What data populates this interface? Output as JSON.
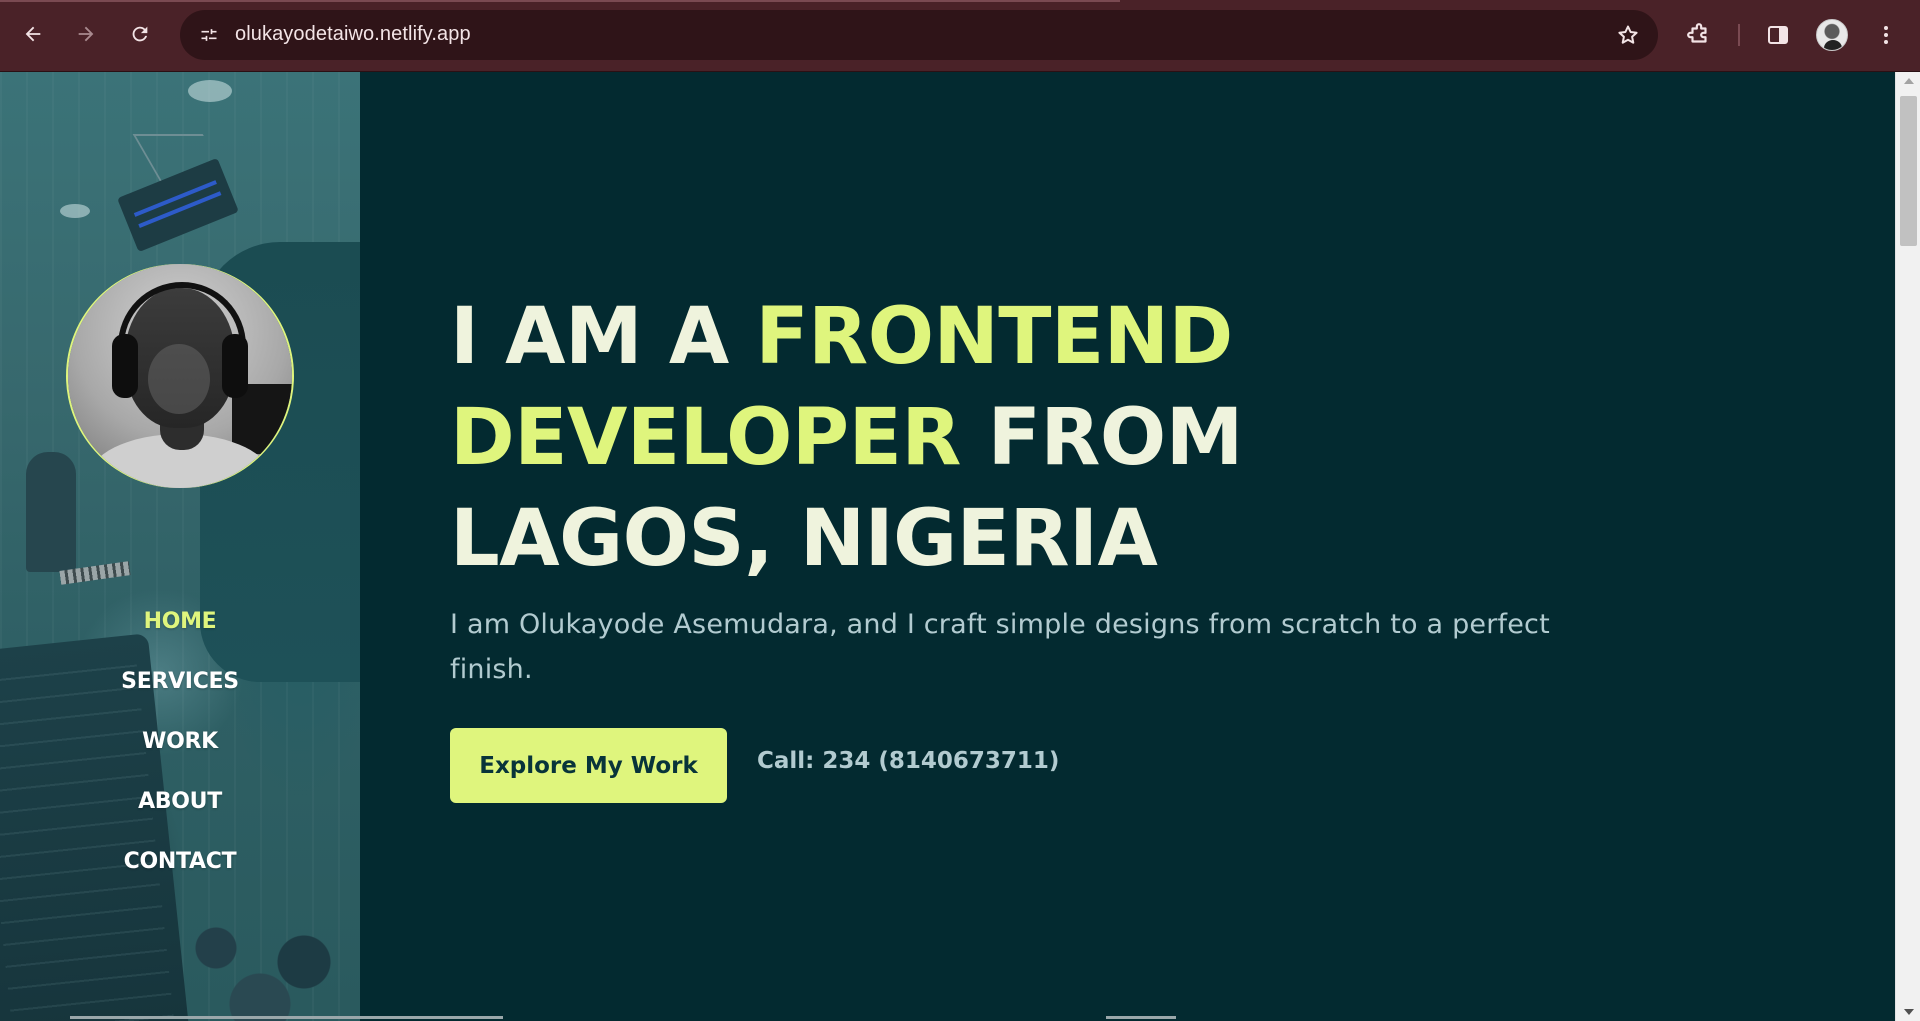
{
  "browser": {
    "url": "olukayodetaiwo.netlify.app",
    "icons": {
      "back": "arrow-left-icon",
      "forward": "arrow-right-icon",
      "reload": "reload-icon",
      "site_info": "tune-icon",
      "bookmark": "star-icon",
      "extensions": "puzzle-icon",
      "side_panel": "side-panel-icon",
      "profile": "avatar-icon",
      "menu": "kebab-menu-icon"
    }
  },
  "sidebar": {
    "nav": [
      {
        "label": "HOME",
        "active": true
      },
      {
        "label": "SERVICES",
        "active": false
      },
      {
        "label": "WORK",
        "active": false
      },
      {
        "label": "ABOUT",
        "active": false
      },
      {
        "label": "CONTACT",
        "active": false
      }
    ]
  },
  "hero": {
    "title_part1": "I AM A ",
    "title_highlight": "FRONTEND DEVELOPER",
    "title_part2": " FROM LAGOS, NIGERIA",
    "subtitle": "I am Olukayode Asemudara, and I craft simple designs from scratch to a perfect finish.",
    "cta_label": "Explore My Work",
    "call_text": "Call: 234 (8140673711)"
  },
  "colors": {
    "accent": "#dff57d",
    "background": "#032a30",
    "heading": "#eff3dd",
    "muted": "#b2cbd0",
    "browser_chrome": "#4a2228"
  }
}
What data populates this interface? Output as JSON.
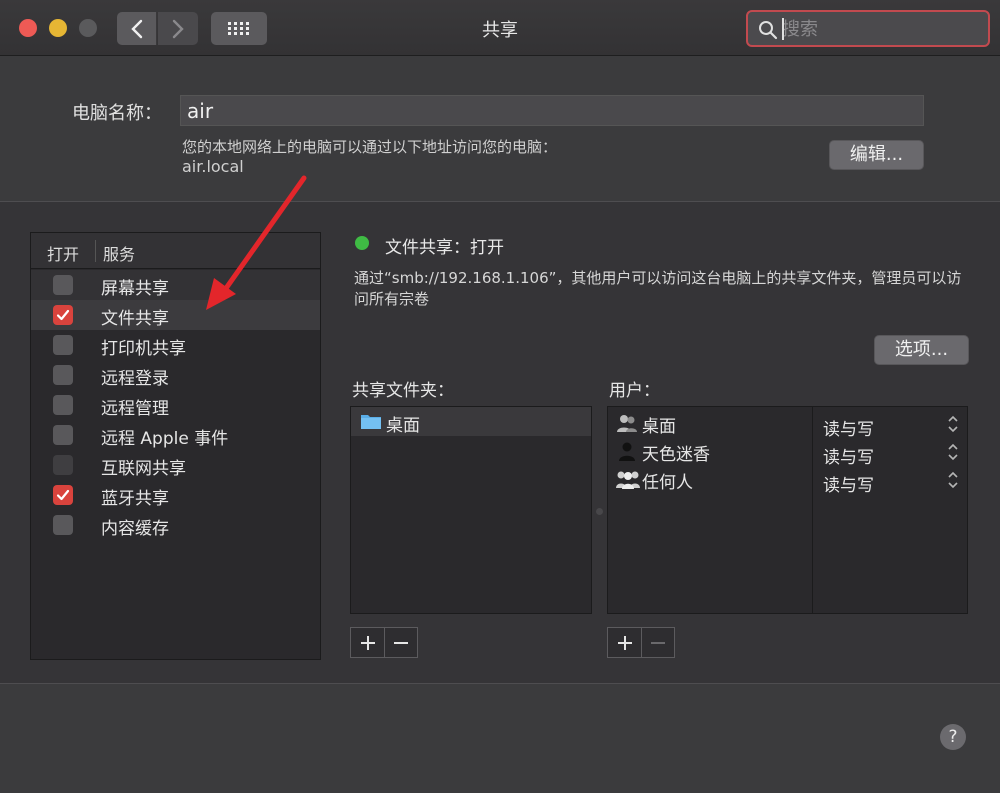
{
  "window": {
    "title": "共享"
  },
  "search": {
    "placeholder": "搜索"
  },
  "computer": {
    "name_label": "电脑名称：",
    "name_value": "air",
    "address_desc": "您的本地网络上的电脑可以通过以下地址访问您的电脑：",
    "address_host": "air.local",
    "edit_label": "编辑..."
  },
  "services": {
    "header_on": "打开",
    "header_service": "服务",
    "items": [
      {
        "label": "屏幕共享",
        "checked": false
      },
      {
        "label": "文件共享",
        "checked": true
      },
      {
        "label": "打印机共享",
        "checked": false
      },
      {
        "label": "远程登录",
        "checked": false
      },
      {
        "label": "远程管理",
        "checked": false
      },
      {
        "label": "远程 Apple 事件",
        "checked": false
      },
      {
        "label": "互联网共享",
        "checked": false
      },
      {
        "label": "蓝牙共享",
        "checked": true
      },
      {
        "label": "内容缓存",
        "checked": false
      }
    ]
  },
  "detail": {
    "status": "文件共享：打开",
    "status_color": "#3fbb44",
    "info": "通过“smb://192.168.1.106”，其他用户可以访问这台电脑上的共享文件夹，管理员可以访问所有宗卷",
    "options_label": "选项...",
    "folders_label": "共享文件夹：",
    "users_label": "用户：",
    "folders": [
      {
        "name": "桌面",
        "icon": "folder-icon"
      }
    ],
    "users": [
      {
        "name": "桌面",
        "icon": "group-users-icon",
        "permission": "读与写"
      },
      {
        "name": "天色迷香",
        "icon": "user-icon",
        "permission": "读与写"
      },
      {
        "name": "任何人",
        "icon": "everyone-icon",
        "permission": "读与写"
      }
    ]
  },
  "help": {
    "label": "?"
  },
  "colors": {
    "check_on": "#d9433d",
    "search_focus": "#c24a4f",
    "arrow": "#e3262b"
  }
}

### BRIEF
Will you restate every entry word for word and omit the images?

### WRITTEN ANSWER
What data populates this interface? Output as JSON.
{
  "browser": {
    "url": "olukayodetaiwo.netlify.app",
    "icons": {
      "back": "arrow-left-icon",
      "forward": "arrow-right-icon",
      "reload": "reload-icon",
      "site_info": "tune-icon",
      "bookmark": "star-icon",
      "extensions": "puzzle-icon",
      "side_panel": "side-panel-icon",
      "profile": "avatar-icon",
      "menu": "kebab-menu-icon"
    }
  },
  "sidebar": {
    "nav": [
      {
        "label": "HOME",
        "active": true
      },
      {
        "label": "SERVICES",
        "active": false
      },
      {
        "label": "WORK",
        "active": false
      },
      {
        "label": "ABOUT",
        "active": false
      },
      {
        "label": "CONTACT",
        "active": false
      }
    ]
  },
  "hero": {
    "title_part1": "I AM A ",
    "title_highlight": "FRONTEND DEVELOPER",
    "title_part2": " FROM LAGOS, NIGERIA",
    "subtitle": "I am Olukayode Asemudara, and I craft simple designs from scratch to a perfect finish.",
    "cta_label": "Explore My Work",
    "call_text": "Call: 234 (8140673711)"
  },
  "colors": {
    "accent": "#dff57d",
    "background": "#032a30",
    "heading": "#eff3dd",
    "muted": "#b2cbd0",
    "browser_chrome": "#4a2228"
  }
}
What data populates this interface? Output as JSON.
{
  "window": {
    "title": "共享"
  },
  "search": {
    "placeholder": "搜索"
  },
  "computer": {
    "name_label": "电脑名称：",
    "name_value": "air",
    "address_desc": "您的本地网络上的电脑可以通过以下地址访问您的电脑：",
    "address_host": "air.local",
    "edit_label": "编辑..."
  },
  "services": {
    "header_on": "打开",
    "header_service": "服务",
    "items": [
      {
        "label": "屏幕共享",
        "checked": false
      },
      {
        "label": "文件共享",
        "checked": true
      },
      {
        "label": "打印机共享",
        "checked": false
      },
      {
        "label": "远程登录",
        "checked": false
      },
      {
        "label": "远程管理",
        "checked": false
      },
      {
        "label": "远程 Apple 事件",
        "checked": false
      },
      {
        "label": "互联网共享",
        "checked": false
      },
      {
        "label": "蓝牙共享",
        "checked": true
      },
      {
        "label": "内容缓存",
        "checked": false
      }
    ]
  },
  "detail": {
    "status": "文件共享：打开",
    "status_color": "#3fbb44",
    "info": "通过“smb://192.168.1.106”，其他用户可以访问这台电脑上的共享文件夹，管理员可以访问所有宗卷",
    "options_label": "选项...",
    "folders_label": "共享文件夹：",
    "users_label": "用户：",
    "folders": [
      {
        "name": "桌面",
        "icon": "folder-icon"
      }
    ],
    "users": [
      {
        "name": "桌面",
        "icon": "group-users-icon",
        "permission": "读与写"
      },
      {
        "name": "天色迷香",
        "icon": "user-icon",
        "permission": "读与写"
      },
      {
        "name": "任何人",
        "icon": "everyone-icon",
        "permission": "读与写"
      }
    ]
  },
  "help": {
    "label": "?"
  },
  "colors": {
    "check_on": "#d9433d",
    "search_focus": "#c24a4f",
    "arrow": "#e3262b"
  }
}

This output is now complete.